# start of Working data

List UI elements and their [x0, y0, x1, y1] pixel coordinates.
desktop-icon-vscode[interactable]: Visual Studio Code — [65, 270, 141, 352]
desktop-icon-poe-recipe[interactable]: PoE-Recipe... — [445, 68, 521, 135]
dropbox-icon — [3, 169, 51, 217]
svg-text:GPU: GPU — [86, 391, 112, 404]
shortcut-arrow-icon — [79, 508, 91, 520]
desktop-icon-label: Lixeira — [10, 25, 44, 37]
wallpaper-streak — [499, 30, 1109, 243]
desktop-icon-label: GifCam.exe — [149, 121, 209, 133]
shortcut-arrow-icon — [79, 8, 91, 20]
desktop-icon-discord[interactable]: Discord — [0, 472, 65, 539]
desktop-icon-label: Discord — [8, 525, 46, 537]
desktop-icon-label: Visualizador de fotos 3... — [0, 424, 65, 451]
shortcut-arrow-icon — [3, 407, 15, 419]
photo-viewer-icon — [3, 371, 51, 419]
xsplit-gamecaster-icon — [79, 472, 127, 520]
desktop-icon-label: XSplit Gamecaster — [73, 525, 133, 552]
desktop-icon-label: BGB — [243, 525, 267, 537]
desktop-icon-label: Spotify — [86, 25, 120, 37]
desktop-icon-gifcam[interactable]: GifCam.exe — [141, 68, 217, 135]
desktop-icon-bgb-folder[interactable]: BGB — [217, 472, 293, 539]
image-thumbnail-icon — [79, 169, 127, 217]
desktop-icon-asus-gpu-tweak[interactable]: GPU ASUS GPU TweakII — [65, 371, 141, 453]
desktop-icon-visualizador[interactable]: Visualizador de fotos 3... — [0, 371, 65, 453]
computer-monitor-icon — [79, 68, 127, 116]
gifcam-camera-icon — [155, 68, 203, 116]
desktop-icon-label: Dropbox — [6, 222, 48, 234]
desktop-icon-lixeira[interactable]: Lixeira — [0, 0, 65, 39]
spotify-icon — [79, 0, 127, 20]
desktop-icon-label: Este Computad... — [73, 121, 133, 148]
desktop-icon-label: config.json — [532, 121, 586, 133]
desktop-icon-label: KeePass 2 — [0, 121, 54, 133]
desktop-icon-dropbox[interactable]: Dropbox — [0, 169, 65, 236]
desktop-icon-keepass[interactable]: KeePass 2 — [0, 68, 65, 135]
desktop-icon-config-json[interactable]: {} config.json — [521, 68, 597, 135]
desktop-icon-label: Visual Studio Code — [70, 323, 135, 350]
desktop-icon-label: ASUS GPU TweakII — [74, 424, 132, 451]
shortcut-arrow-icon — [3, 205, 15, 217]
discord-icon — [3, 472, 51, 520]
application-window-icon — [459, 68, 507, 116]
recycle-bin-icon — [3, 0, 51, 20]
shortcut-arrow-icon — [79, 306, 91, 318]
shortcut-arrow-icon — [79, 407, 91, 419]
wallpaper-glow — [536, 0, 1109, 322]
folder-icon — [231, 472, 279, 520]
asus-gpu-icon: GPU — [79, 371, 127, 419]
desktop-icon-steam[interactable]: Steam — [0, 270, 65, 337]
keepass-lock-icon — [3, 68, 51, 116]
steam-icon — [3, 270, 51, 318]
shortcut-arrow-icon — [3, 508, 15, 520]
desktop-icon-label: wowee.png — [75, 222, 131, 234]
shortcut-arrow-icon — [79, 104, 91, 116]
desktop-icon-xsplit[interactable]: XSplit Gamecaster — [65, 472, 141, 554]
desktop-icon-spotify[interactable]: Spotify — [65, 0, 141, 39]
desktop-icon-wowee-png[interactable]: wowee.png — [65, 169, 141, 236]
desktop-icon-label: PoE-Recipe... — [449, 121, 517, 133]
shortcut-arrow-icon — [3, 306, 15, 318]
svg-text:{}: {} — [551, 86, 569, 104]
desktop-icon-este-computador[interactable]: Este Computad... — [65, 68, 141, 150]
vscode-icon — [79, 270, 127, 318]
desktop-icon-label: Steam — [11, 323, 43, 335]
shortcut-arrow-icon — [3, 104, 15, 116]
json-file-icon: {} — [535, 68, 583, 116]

# end of Working data

Express every line of the rows as a JSON list of strings, one string per line.

[
  "List UI elements and their [x0, y0, x1, y1] pixel coordinates.",
  "desktop-icon-vscode[interactable]: Visual Studio Code — [65, 270, 141, 352]",
  "desktop-icon-poe-recipe[interactable]: PoE-Recipe... — [445, 68, 521, 135]",
  "dropbox-icon — [3, 169, 51, 217]",
  "svg-text:GPU: GPU — [86, 391, 112, 404]",
  "shortcut-arrow-icon — [79, 508, 91, 520]",
  "desktop-icon-label: Lixeira — [10, 25, 44, 37]",
  "wallpaper-streak — [499, 30, 1109, 243]",
  "desktop-icon-label: GifCam.exe — [149, 121, 209, 133]",
  "shortcut-arrow-icon — [79, 8, 91, 20]",
  "desktop-icon-discord[interactable]: Discord — [0, 472, 65, 539]",
  "desktop-icon-label: Discord — [8, 525, 46, 537]",
  "desktop-icon-label: Visualizador de fotos 3... — [0, 424, 65, 451]",
  "shortcut-arrow-icon — [3, 407, 15, 419]",
  "photo-viewer-icon — [3, 371, 51, 419]",
  "xsplit-gamecaster-icon — [79, 472, 127, 520]",
  "desktop-icon-label: XSplit Gamecaster — [73, 525, 133, 552]",
  "desktop-icon-label: BGB — [243, 525, 267, 537]",
  "desktop-icon-label: Spotify — [86, 25, 120, 37]",
  "desktop-icon-gifcam[interactable]: GifCam.exe — [141, 68, 217, 135]",
  "desktop-icon-bgb-folder[interactable]: BGB — [217, 472, 293, 539]",
  "image-thumbnail-icon — [79, 169, 127, 217]",
  "desktop-icon-asus-gpu-tweak[interactable]: GPU ASUS GPU TweakII — [65, 371, 141, 453]",
  "desktop-icon-visualizador[interactable]: Visualizador de fotos 3... — [0, 371, 65, 453]",
  "computer-monitor-icon — [79, 68, 127, 116]",
  "gifcam-camera-icon — [155, 68, 203, 116]",
  "desktop-icon-label: Dropbox — [6, 222, 48, 234]",
  "desktop-icon-lixeira[interactable]: Lixeira — [0, 0, 65, 39]",
  "spotify-icon — [79, 0, 127, 20]",
  "desktop-icon-label: Este Computad... — [73, 121, 133, 148]",
  "desktop-icon-label: config.json — [532, 121, 586, 133]",
  "desktop-icon-label: KeePass 2 — [0, 121, 54, 133]",
  "desktop-icon-dropbox[interactable]: Dropbox — [0, 169, 65, 236]",
  "desktop-icon-keepass[interactable]: KeePass 2 — [0, 68, 65, 135]",
  "desktop-icon-config-json[interactable]: {} config.json — [521, 68, 597, 135]",
  "desktop-icon-label: Visual Studio Code — [70, 323, 135, 350]",
  "desktop-icon-label: ASUS GPU TweakII — [74, 424, 132, 451]",
  "shortcut-arrow-icon — [3, 205, 15, 217]",
  "discord-icon — [3, 472, 51, 520]",
  "application-window-icon — [459, 68, 507, 116]",
  "recycle-bin-icon — [3, 0, 51, 20]",
  "shortcut-arrow-icon — [79, 306, 91, 318]",
  "shortcut-arrow-icon — [79, 407, 91, 419]",
  "wallpaper-glow — [536, 0, 1109, 322]",
  "folder-icon — [231, 472, 279, 520]",
  "asus-gpu-icon: GPU — [79, 371, 127, 419]",
  "desktop-icon-steam[interactable]: Steam — [0, 270, 65, 337]",
  "keepass-lock-icon — [3, 68, 51, 116]",
  "steam-icon — [3, 270, 51, 318]",
  "shortcut-arrow-icon — [3, 508, 15, 520]",
  "desktop-icon-label: wowee.png — [75, 222, 131, 234]",
  "shortcut-arrow-icon — [79, 104, 91, 116]",
  "desktop-icon-xsplit[interactable]: XSplit Gamecaster — [65, 472, 141, 554]",
  "desktop-icon-spotify[interactable]: Spotify — [65, 0, 141, 39]",
  "desktop-icon-wowee-png[interactable]: wowee.png — [65, 169, 141, 236]",
  "desktop-icon-label: PoE-Recipe... — [449, 121, 517, 133]",
  "shortcut-arrow-icon — [3, 306, 15, 318]",
  "svg-text:{}: {} — [551, 86, 569, 104]",
  "desktop-icon-este-computador[interactable]: Este Computad... — [65, 68, 141, 150]",
  "vscode-icon — [79, 270, 127, 318]",
  "desktop-icon-label: Steam — [11, 323, 43, 335]",
  "shortcut-arrow-icon — [3, 104, 15, 116]",
  "json-file-icon: {} — [535, 68, 583, 116]"
]